Collected data entries
(begin)
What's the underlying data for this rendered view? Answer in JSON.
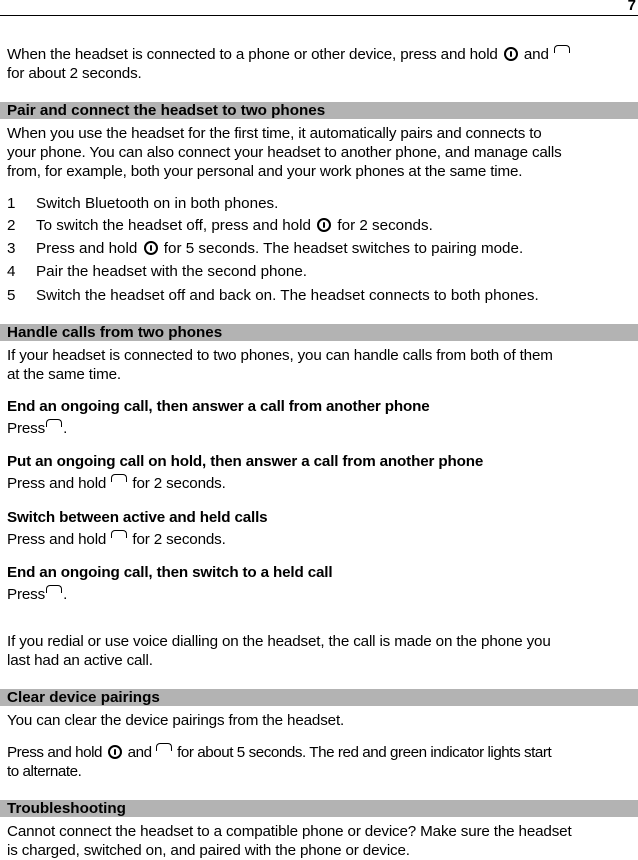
{
  "page": {
    "number": "7"
  },
  "intro": {
    "text_1": "When the headset is connected to a phone or other device, press and hold",
    "text_2": "and",
    "text_3": "for about 2 seconds.",
    "icons": [
      "power-key-icon",
      "call-key-icon"
    ]
  },
  "sections": {
    "pair": {
      "title": "Pair and connect the headset to two phones",
      "lines": [
        "When you use the headset for the first time, it automatically pairs and connects to",
        "your phone. You can also connect your headset to another phone, and manage calls",
        "from, for example, both your personal and your work phones at the same time."
      ],
      "steps": [
        {
          "num": "1",
          "text": "Switch Bluetooth on in both phones."
        },
        {
          "num": "2",
          "text_a": "To switch the headset off, press and hold",
          "text_b": "for 2 seconds."
        },
        {
          "num": "3",
          "text_a": "Press and hold",
          "text_b": "for 5 seconds. The headset switches to pairing mode."
        },
        {
          "num": "4",
          "text": "Pair the headset with the second phone."
        },
        {
          "num": "5",
          "text": "Switch the headset off and back on. The headset connects to both phones."
        }
      ]
    },
    "handle": {
      "title": "Handle calls from two phones",
      "lines": [
        "If your headset is connected to two phones, you can handle calls from both of them",
        "at the same time."
      ],
      "subsections": [
        {
          "heading": "End an ongoing call, then answer a call from another phone",
          "text_a": "Press",
          "text_b": "."
        },
        {
          "heading": "Put an ongoing call on hold, then answer a call from another phone",
          "text_a": "Press and hold",
          "text_b": "for 2 seconds."
        },
        {
          "heading": "Switch between active and held calls",
          "text_a": "Press and hold",
          "text_b": "for 2 seconds."
        },
        {
          "heading": "End an ongoing call, then switch to a held call",
          "text_a": "Press",
          "text_b": "."
        }
      ],
      "note_lines": [
        "If you redial or use voice dialling on the headset, the call is made on the phone you",
        "last had an active call."
      ]
    },
    "clear": {
      "title": "Clear device pairings",
      "line": "You can clear the device pairings from the headset.",
      "instr_a": "Press and hold",
      "instr_b": "and",
      "instr_c": "for about 5 seconds. The red and green indicator lights start",
      "instr_d": "to alternate."
    },
    "trouble": {
      "title": "Troubleshooting",
      "lines": [
        "Cannot connect the headset to a compatible phone or device? Make sure the headset",
        "is charged, switched on, and paired with the phone or device."
      ]
    }
  },
  "colors": {
    "section_bar": "#b3b3b3",
    "text": "#000000",
    "background": "#ffffff"
  }
}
(end)
* _What is being asked_:
Scan the material for lines with the word "from", and copy each line you find.

* _Reply_:
        "from, for example, both your personal and your work phones at the same time."
      "title": "Handle calls from two phones",
        "If your headset is connected to two phones, you can handle calls from both of them",
          "heading": "End an ongoing call, then answer a call from another phone",
          "heading": "Put an ongoing call on hold, then answer a call from another phone",
      "line": "You can clear the device pairings from the headset.",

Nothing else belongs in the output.